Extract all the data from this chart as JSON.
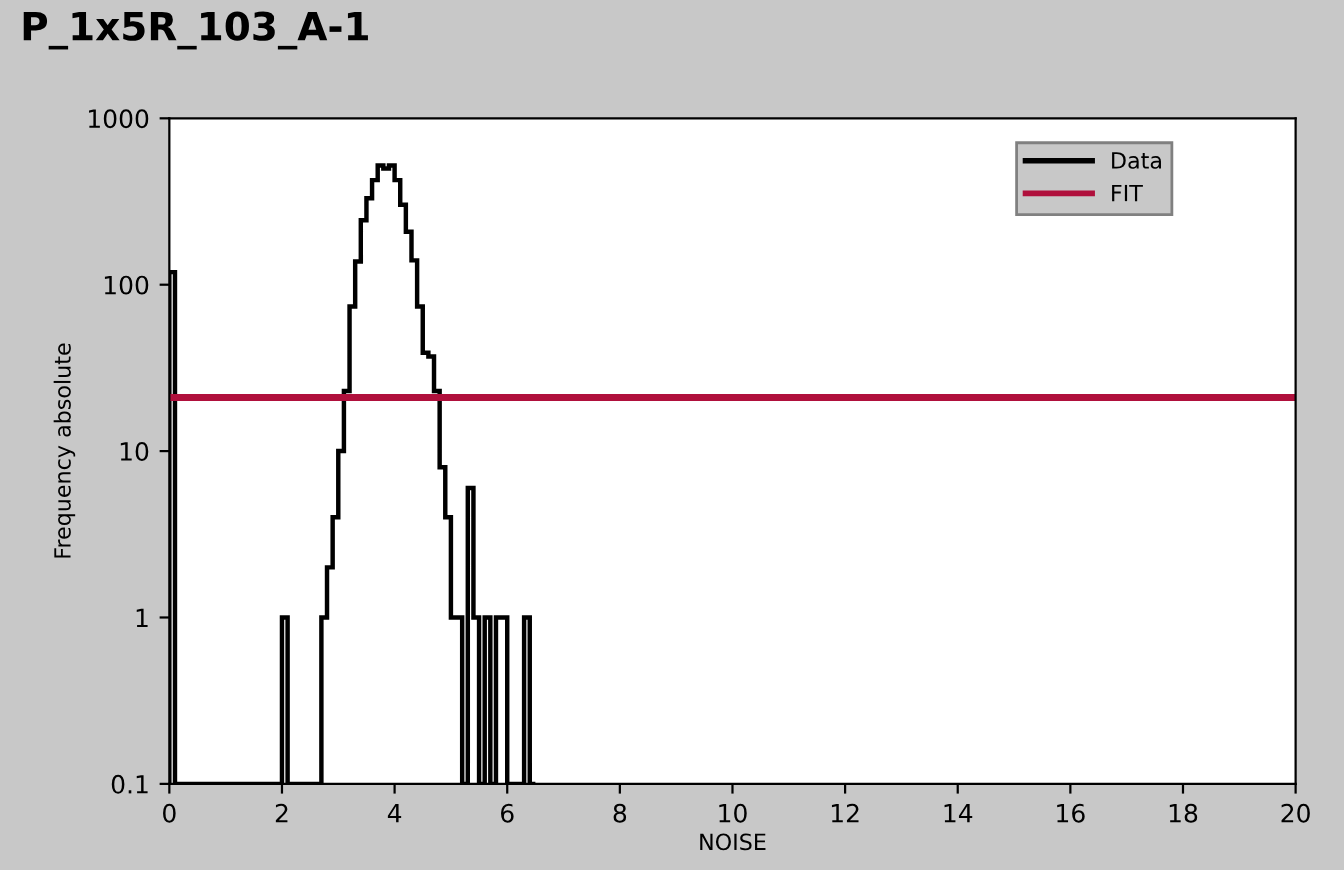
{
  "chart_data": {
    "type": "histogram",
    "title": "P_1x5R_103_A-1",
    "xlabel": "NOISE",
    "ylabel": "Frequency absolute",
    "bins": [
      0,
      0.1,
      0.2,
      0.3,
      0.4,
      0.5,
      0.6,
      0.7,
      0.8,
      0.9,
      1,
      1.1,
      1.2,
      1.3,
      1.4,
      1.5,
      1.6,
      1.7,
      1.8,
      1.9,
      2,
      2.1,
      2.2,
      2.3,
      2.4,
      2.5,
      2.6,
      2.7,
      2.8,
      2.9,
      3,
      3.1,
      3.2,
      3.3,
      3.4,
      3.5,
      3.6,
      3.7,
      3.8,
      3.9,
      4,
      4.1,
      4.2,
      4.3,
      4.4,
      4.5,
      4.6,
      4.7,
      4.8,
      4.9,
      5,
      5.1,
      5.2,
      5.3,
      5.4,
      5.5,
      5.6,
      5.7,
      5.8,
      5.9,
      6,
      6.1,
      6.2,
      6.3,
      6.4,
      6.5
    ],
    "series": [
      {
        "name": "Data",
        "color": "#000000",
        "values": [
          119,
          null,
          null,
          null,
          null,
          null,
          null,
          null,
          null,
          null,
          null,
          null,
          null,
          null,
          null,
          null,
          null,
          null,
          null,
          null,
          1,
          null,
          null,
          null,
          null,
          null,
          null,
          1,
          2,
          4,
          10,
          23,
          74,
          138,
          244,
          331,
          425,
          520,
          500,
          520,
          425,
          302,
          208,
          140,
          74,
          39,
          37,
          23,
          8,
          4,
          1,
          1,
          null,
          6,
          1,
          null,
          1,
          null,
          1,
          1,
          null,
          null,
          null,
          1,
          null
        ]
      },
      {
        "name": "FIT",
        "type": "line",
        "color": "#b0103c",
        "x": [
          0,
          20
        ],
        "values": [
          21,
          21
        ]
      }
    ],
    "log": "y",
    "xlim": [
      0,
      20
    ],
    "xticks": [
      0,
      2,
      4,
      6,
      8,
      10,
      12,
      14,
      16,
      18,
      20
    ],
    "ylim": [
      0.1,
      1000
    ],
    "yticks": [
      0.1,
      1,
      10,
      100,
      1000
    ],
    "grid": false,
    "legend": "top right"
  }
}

+ + + +

**Exercise details**
Transcribe each line above verbatim, with the pictures left out.

**Task answer**
Extract all the data from this chart as JSON.
{
  "chart_data": {
    "type": "histogram",
    "title": "P_1x5R_103_A-1",
    "xlabel": "NOISE",
    "ylabel": "Frequency absolute",
    "bins": [
      0,
      0.1,
      0.2,
      0.3,
      0.4,
      0.5,
      0.6,
      0.7,
      0.8,
      0.9,
      1,
      1.1,
      1.2,
      1.3,
      1.4,
      1.5,
      1.6,
      1.7,
      1.8,
      1.9,
      2,
      2.1,
      2.2,
      2.3,
      2.4,
      2.5,
      2.6,
      2.7,
      2.8,
      2.9,
      3,
      3.1,
      3.2,
      3.3,
      3.4,
      3.5,
      3.6,
      3.7,
      3.8,
      3.9,
      4,
      4.1,
      4.2,
      4.3,
      4.4,
      4.5,
      4.6,
      4.7,
      4.8,
      4.9,
      5,
      5.1,
      5.2,
      5.3,
      5.4,
      5.5,
      5.6,
      5.7,
      5.8,
      5.9,
      6,
      6.1,
      6.2,
      6.3,
      6.4,
      6.5
    ],
    "series": [
      {
        "name": "Data",
        "color": "#000000",
        "values": [
          119,
          null,
          null,
          null,
          null,
          null,
          null,
          null,
          null,
          null,
          null,
          null,
          null,
          null,
          null,
          null,
          null,
          null,
          null,
          null,
          1,
          null,
          null,
          null,
          null,
          null,
          null,
          1,
          2,
          4,
          10,
          23,
          74,
          138,
          244,
          331,
          425,
          520,
          500,
          520,
          425,
          302,
          208,
          140,
          74,
          39,
          37,
          23,
          8,
          4,
          1,
          1,
          null,
          6,
          1,
          null,
          1,
          null,
          1,
          1,
          null,
          null,
          null,
          1,
          null
        ]
      },
      {
        "name": "FIT",
        "type": "line",
        "color": "#b0103c",
        "x": [
          0,
          20
        ],
        "values": [
          21,
          21
        ]
      }
    ],
    "log": "y",
    "xlim": [
      0,
      20
    ],
    "xticks": [
      0,
      2,
      4,
      6,
      8,
      10,
      12,
      14,
      16,
      18,
      20
    ],
    "ylim": [
      0.1,
      1000
    ],
    "yticks": [
      0.1,
      1,
      10,
      100,
      1000
    ],
    "grid": false,
    "legend": "top right"
  }
}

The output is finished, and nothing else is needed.